• **Given information**
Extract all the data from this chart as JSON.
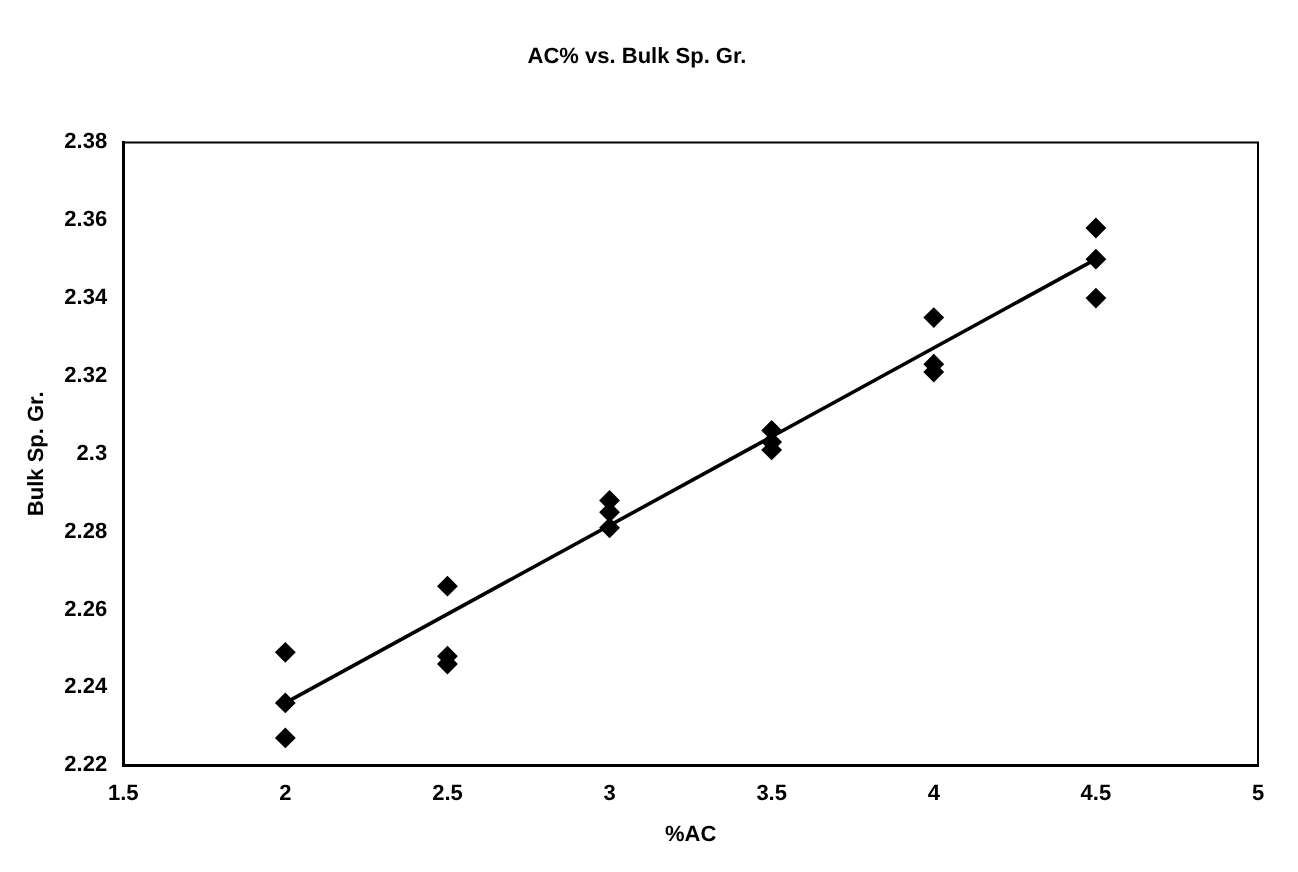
{
  "chart_data": {
    "type": "scatter",
    "title": "AC% vs. Bulk Sp. Gr.",
    "xlabel": "%AC",
    "ylabel": "Bulk Sp. Gr.",
    "xlim": [
      1.5,
      5
    ],
    "xticks": [
      1.5,
      2,
      2.5,
      3,
      3.5,
      4,
      4.5,
      5
    ],
    "ylim": [
      2.22,
      2.38
    ],
    "yticks": [
      2.22,
      2.24,
      2.26,
      2.28,
      2.3,
      2.32,
      2.34,
      2.36,
      2.38
    ],
    "grid": false,
    "legend": false,
    "marker": "diamond",
    "series": [
      {
        "type": "scatter",
        "color": "#000000",
        "x": [
          2,
          2,
          2,
          2.5,
          2.5,
          2.5,
          3,
          3,
          3,
          3.5,
          3.5,
          3.5,
          4,
          4,
          4,
          4.5,
          4.5,
          4.5
        ],
        "values": [
          2.249,
          2.236,
          2.227,
          2.266,
          2.248,
          2.246,
          2.288,
          2.285,
          2.281,
          2.306,
          2.303,
          2.301,
          2.335,
          2.323,
          2.321,
          2.358,
          2.35,
          2.34
        ]
      },
      {
        "type": "line",
        "color": "#000000",
        "marker": "none",
        "x": [
          2,
          4.5
        ],
        "values": [
          2.236,
          2.35
        ]
      }
    ]
  }
}
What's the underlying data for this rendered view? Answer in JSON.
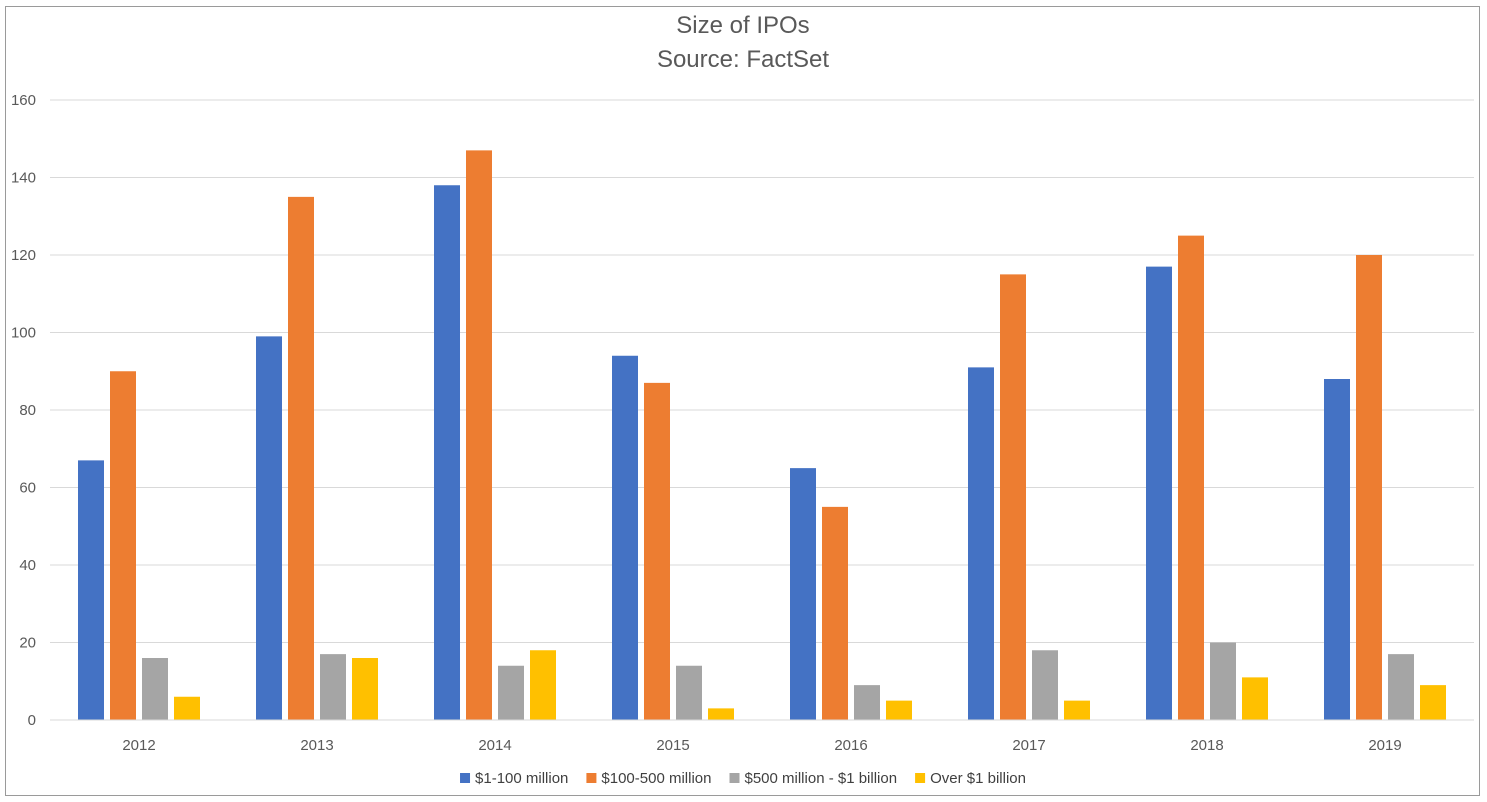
{
  "chart_data": {
    "type": "bar",
    "title": "Size of IPOs",
    "subtitle": "Source: FactSet",
    "categories": [
      "2012",
      "2013",
      "2014",
      "2015",
      "2016",
      "2017",
      "2018",
      "2019"
    ],
    "series": [
      {
        "name": "$1-100 million",
        "color": "#4472C4",
        "values": [
          67,
          99,
          138,
          94,
          65,
          91,
          117,
          88
        ]
      },
      {
        "name": "$100-500 million",
        "color": "#ED7D31",
        "values": [
          90,
          135,
          147,
          87,
          55,
          115,
          125,
          120
        ]
      },
      {
        "name": "$500 million - $1 billion",
        "color": "#A5A5A5",
        "values": [
          16,
          17,
          14,
          14,
          9,
          18,
          20,
          17
        ]
      },
      {
        "name": "Over $1 billion",
        "color": "#FFC000",
        "values": [
          6,
          16,
          18,
          3,
          5,
          5,
          11,
          9
        ]
      }
    ],
    "ylim": [
      0,
      160
    ],
    "yticks": [
      "0",
      "20",
      "40",
      "60",
      "80",
      "100",
      "120",
      "140",
      "160"
    ],
    "grid": true,
    "legend_position": "bottom"
  }
}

• **Exercise objective**
Where does the word "name" appear? Return each line that holds it.

• **Result of this exercise**
        "name": "$1-100 million",
        "name": "$100-500 million",
        "name": "$500 million - $1 billion",
        "name": "Over $1 billion",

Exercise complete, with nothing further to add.